> DATA SUPPLIED
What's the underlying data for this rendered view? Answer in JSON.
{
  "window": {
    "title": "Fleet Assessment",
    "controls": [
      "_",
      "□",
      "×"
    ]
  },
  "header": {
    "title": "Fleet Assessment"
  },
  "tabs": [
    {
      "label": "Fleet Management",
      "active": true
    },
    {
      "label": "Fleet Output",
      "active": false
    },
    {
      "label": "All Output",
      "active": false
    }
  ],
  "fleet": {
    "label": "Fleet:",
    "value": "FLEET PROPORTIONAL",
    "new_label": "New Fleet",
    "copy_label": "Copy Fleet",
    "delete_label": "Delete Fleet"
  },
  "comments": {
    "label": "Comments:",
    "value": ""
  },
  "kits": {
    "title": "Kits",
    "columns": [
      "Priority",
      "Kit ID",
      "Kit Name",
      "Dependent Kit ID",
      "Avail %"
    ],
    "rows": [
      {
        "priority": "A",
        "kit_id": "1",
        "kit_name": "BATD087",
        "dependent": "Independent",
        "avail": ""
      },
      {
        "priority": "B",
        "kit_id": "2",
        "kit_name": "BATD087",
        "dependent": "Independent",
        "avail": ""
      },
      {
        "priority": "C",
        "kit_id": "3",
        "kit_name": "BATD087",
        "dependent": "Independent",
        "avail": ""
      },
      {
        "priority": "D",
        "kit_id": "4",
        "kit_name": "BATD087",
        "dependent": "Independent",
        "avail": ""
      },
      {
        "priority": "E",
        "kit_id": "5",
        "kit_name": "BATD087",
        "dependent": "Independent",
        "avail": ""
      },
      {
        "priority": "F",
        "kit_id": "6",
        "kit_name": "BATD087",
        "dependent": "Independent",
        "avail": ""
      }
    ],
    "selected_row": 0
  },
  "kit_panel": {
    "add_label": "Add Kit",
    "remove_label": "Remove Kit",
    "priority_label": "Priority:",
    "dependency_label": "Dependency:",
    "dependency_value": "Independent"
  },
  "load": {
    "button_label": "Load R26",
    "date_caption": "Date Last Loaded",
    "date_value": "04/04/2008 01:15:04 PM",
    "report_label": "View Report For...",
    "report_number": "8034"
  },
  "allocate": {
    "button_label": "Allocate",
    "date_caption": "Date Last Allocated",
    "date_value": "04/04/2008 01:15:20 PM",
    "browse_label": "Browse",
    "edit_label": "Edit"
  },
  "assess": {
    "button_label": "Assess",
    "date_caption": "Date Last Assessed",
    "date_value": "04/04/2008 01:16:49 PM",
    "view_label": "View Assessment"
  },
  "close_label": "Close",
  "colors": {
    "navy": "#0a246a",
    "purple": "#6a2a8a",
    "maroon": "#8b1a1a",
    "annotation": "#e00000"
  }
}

> INSTRUCTIONS FOR THE TASK
Write the material out again in its entirety, exactly as shown.

> ANSWER TO THIS PROBLEM
What's the underlying data for this rendered view? Answer in JSON.
{
  "window": {
    "title": "Fleet Assessment",
    "controls": [
      "_",
      "□",
      "×"
    ]
  },
  "header": {
    "title": "Fleet Assessment"
  },
  "tabs": [
    {
      "label": "Fleet Management",
      "active": true
    },
    {
      "label": "Fleet Output",
      "active": false
    },
    {
      "label": "All Output",
      "active": false
    }
  ],
  "fleet": {
    "label": "Fleet:",
    "value": "FLEET PROPORTIONAL",
    "new_label": "New Fleet",
    "copy_label": "Copy Fleet",
    "delete_label": "Delete Fleet"
  },
  "comments": {
    "label": "Comments:",
    "value": ""
  },
  "kits": {
    "title": "Kits",
    "columns": [
      "Priority",
      "Kit ID",
      "Kit Name",
      "Dependent Kit ID",
      "Avail %"
    ],
    "rows": [
      {
        "priority": "A",
        "kit_id": "1",
        "kit_name": "BATD087",
        "dependent": "Independent",
        "avail": ""
      },
      {
        "priority": "B",
        "kit_id": "2",
        "kit_name": "BATD087",
        "dependent": "Independent",
        "avail": ""
      },
      {
        "priority": "C",
        "kit_id": "3",
        "kit_name": "BATD087",
        "dependent": "Independent",
        "avail": ""
      },
      {
        "priority": "D",
        "kit_id": "4",
        "kit_name": "BATD087",
        "dependent": "Independent",
        "avail": ""
      },
      {
        "priority": "E",
        "kit_id": "5",
        "kit_name": "BATD087",
        "dependent": "Independent",
        "avail": ""
      },
      {
        "priority": "F",
        "kit_id": "6",
        "kit_name": "BATD087",
        "dependent": "Independent",
        "avail": ""
      }
    ],
    "selected_row": 0
  },
  "kit_panel": {
    "add_label": "Add Kit",
    "remove_label": "Remove Kit",
    "priority_label": "Priority:",
    "dependency_label": "Dependency:",
    "dependency_value": "Independent"
  },
  "load": {
    "button_label": "Load R26",
    "date_caption": "Date Last Loaded",
    "date_value": "04/04/2008 01:15:04 PM",
    "report_label": "View Report For...",
    "report_number": "8034"
  },
  "allocate": {
    "button_label": "Allocate",
    "date_caption": "Date Last Allocated",
    "date_value": "04/04/2008 01:15:20 PM",
    "browse_label": "Browse",
    "edit_label": "Edit"
  },
  "assess": {
    "button_label": "Assess",
    "date_caption": "Date Last Assessed",
    "date_value": "04/04/2008 01:16:49 PM",
    "view_label": "View Assessment"
  },
  "close_label": "Close",
  "colors": {
    "navy": "#0a246a",
    "purple": "#6a2a8a",
    "maroon": "#8b1a1a",
    "annotation": "#e00000"
  }
}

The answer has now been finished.